The data must be written out once more, precisely as given.
━━━━━ DATASET ENTRIES ━━━━━
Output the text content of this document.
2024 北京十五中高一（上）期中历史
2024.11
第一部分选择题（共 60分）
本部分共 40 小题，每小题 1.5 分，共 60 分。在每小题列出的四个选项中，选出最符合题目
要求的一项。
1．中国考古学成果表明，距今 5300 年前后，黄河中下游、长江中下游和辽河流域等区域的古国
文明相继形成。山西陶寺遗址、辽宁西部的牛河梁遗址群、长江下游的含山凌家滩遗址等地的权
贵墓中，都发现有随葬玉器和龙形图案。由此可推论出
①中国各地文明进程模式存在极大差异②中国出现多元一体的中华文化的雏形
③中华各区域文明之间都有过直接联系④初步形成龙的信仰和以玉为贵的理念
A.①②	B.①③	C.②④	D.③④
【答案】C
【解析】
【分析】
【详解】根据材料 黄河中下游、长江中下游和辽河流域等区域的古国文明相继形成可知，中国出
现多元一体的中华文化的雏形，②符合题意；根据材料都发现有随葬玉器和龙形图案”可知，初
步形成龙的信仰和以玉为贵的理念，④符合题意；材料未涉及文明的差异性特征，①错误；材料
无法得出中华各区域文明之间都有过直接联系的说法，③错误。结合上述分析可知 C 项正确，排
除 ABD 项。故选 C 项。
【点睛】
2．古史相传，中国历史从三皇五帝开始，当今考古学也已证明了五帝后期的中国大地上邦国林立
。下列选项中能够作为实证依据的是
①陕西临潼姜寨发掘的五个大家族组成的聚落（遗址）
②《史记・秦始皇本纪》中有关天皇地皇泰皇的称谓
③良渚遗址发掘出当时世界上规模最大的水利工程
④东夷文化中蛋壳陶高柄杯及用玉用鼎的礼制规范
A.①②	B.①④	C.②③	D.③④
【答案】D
━━━━━
- **REPLY TO THE EXERCISE**
Output the text content of this document.
2024 北京十五中高一（上）期中历史
2024.11
第一部分选择题（共 60分）
本部分共 40 小题，每小题 1.5 分，共 60 分。在每小题列出的四个选项中，选出最符合题目
要求的一项。
1．中国考古学成果表明，距今 5300 年前后，黄河中下游、长江中下游和辽河流域等区域的古国
文明相继形成。山西陶寺遗址、辽宁西部的牛河梁遗址群、长江下游的含山凌家滩遗址等地的权
贵墓中，都发现有随葬玉器和龙形图案。由此可推论出
①中国各地文明进程模式存在极大差异②中国出现多元一体的中华文化的雏形
③中华各区域文明之间都有过直接联系④初步形成龙的信仰和以玉为贵的理念
A.①②	B.①③	C.②④	D.③④
【答案】C
【解析】
【分析】
【详解】根据材料 黄河中下游、长江中下游和辽河流域等区域的古国文明相继形成可知，中国出
现多元一体的中华文化的雏形，②符合题意；根据材料都发现有随葬玉器和龙形图案”可知，初
步形成龙的信仰和以玉为贵的理念，④符合题意；材料未涉及文明的差异性特征，①错误；材料
无法得出中华各区域文明之间都有过直接联系的说法，③错误。结合上述分析可知 C 项正确，排
除 ABD 项。故选 C 项。
【点睛】
2．古史相传，中国历史从三皇五帝开始，当今考古学也已证明了五帝后期的中国大地上邦国林立
。下列选项中能够作为实证依据的是
①陕西临潼姜寨发掘的五个大家族组成的聚落（遗址）
②《史记・秦始皇本纪》中有关天皇地皇泰皇的称谓
③良渚遗址发掘出当时世界上规模最大的水利工程
④东夷文化中蛋壳陶高柄杯及用玉用鼎的礼制规范
A.①②	B.①④	C.②③	D.③④
【答案】D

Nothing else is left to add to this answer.